Problem statement: Using the data beneath, show every line that includes the word "values".

*** Task inputs ***

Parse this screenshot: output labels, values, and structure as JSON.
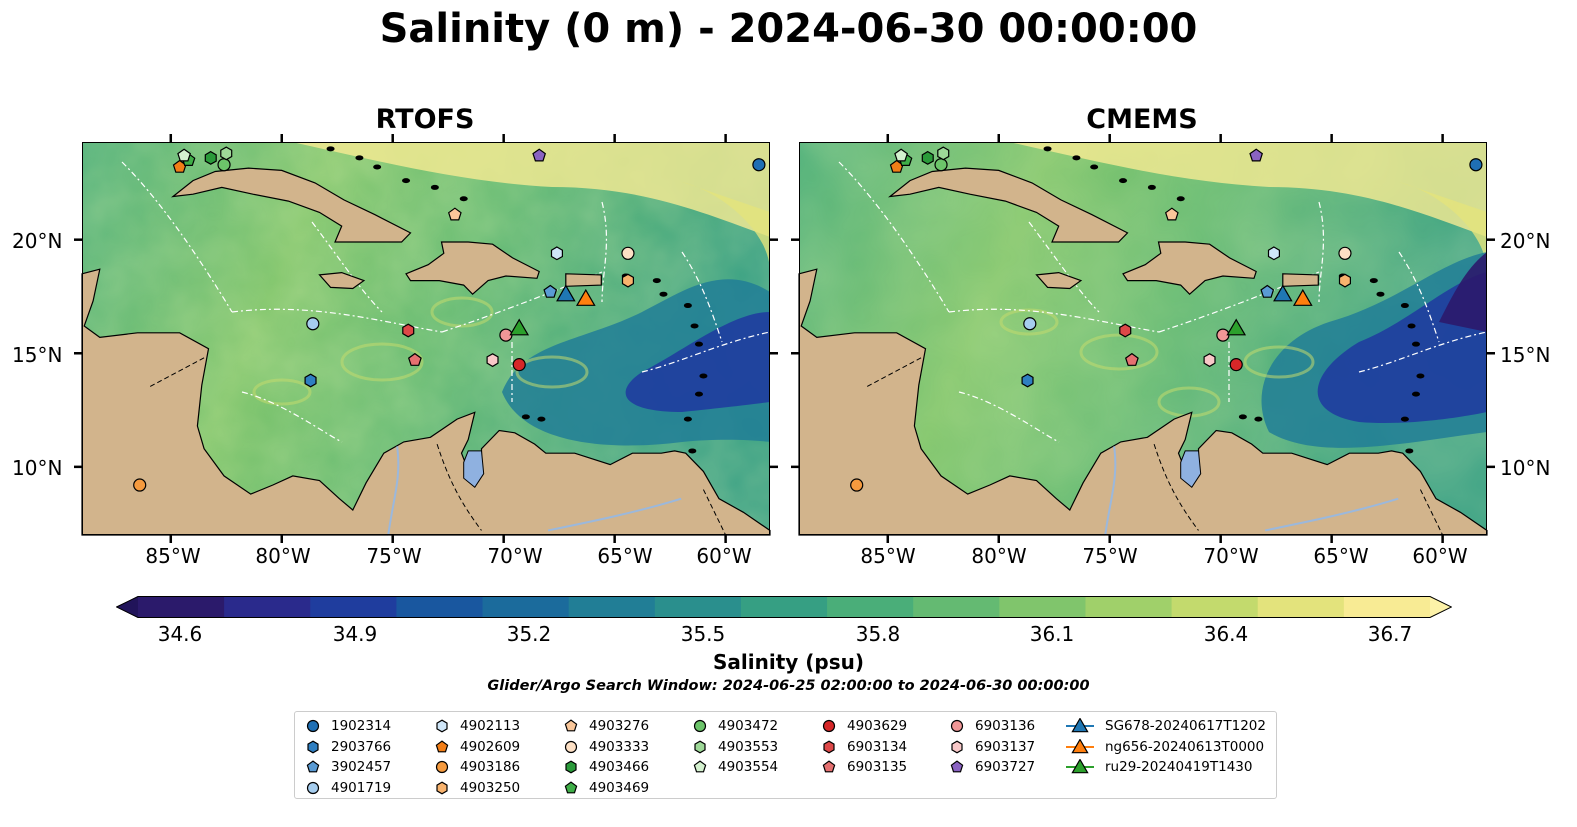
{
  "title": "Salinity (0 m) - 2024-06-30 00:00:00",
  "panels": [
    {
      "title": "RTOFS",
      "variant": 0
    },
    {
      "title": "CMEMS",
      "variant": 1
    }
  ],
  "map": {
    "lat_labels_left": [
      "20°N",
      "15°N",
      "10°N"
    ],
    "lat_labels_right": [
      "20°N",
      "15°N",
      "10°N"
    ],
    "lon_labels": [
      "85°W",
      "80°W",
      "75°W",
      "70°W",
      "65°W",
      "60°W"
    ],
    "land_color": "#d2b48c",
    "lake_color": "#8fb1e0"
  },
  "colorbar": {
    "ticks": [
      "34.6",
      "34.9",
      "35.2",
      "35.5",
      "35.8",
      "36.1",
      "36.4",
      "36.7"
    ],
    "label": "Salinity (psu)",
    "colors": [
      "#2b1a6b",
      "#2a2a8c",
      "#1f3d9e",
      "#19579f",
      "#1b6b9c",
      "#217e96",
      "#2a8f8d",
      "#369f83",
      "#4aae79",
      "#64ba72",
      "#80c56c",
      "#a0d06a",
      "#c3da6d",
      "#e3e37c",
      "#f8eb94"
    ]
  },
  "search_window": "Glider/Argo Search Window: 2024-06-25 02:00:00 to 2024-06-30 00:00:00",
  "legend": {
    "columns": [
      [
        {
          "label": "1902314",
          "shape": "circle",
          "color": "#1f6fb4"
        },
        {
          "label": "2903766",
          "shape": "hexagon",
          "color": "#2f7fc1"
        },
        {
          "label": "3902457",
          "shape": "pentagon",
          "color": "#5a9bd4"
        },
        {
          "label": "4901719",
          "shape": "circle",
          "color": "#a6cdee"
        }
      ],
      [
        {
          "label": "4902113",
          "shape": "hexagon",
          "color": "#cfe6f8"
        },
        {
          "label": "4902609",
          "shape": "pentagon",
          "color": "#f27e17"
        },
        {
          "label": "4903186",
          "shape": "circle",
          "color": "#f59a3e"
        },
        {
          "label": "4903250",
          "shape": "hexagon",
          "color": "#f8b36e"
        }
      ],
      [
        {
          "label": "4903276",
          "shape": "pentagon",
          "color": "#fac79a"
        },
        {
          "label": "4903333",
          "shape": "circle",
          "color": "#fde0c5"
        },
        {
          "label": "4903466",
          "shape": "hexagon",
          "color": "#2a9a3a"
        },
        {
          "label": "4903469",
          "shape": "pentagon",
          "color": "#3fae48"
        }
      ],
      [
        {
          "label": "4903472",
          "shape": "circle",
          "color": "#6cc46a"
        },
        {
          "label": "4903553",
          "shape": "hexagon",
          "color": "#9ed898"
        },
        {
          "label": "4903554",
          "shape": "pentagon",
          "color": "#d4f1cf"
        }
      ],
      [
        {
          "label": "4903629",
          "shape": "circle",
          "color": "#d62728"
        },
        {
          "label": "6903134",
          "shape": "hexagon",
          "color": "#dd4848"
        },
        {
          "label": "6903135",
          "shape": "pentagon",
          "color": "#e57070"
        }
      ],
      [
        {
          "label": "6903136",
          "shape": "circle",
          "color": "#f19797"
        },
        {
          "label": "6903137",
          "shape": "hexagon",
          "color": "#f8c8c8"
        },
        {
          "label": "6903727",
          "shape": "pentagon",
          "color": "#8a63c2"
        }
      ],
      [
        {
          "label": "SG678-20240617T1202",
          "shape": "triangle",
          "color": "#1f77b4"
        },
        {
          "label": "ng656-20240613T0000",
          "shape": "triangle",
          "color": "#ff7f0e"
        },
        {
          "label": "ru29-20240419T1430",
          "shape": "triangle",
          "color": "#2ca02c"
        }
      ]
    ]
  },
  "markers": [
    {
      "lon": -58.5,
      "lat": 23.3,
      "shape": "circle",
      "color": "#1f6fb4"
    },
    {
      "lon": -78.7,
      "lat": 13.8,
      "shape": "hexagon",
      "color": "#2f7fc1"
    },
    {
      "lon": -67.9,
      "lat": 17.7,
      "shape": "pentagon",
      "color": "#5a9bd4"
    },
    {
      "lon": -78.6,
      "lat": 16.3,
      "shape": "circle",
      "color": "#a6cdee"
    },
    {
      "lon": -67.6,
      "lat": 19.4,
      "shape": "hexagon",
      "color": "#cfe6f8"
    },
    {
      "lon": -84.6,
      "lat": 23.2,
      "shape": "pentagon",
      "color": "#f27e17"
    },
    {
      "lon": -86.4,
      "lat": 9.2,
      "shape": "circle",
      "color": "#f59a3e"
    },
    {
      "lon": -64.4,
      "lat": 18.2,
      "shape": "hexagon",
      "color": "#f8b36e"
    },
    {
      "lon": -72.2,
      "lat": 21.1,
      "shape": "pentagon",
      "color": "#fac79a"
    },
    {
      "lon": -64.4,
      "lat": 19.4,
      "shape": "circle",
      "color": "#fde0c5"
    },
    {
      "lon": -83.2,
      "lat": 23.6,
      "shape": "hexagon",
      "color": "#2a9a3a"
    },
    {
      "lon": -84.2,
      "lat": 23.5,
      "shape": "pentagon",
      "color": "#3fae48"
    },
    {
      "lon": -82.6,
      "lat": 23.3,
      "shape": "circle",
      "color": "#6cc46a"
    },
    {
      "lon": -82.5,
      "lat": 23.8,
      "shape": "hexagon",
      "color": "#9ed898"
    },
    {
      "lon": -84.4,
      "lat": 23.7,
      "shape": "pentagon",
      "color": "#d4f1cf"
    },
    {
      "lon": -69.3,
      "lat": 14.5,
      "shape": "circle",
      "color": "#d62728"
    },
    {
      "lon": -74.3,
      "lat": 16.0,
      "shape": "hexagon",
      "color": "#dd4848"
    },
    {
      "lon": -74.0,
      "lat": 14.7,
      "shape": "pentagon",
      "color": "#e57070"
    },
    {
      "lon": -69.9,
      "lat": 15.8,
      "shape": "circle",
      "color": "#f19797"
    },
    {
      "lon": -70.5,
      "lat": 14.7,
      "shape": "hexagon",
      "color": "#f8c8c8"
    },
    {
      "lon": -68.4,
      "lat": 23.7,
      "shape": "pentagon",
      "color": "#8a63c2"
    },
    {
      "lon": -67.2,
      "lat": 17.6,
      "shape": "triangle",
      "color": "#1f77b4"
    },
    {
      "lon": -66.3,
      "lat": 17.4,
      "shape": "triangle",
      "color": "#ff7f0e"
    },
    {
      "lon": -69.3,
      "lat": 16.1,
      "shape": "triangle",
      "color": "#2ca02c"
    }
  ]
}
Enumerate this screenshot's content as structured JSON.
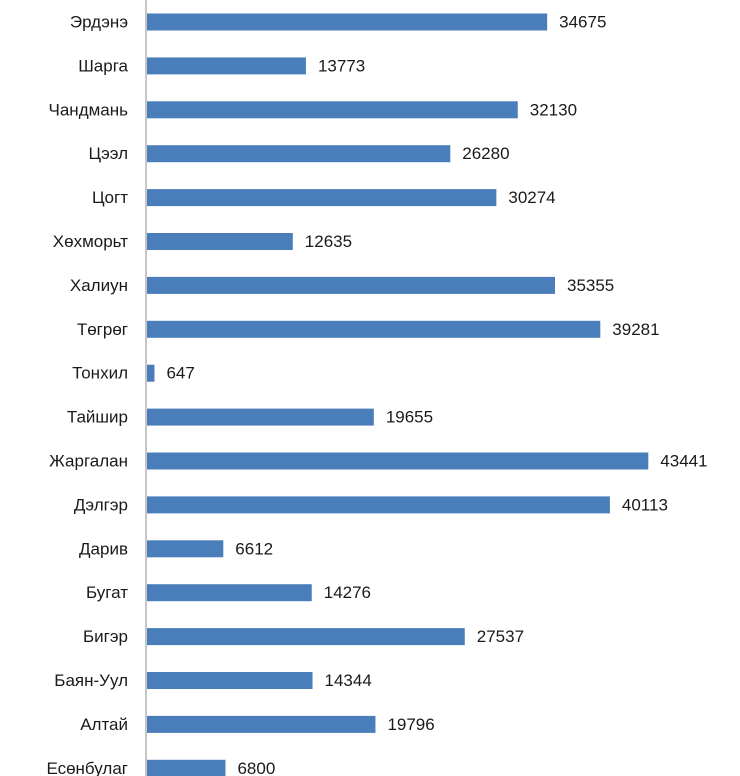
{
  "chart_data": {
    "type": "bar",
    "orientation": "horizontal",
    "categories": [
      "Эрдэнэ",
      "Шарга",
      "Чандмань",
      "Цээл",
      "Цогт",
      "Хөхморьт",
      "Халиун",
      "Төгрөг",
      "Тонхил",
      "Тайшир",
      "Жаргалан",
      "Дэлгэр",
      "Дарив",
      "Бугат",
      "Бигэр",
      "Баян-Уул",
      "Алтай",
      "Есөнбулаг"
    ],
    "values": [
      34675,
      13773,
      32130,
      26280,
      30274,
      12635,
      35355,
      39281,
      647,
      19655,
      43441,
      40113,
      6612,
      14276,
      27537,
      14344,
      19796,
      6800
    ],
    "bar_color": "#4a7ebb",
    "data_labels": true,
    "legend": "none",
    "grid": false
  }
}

***

Task result:
Parse this screenshot: output labels, values, and structure as JSON.
    "values": [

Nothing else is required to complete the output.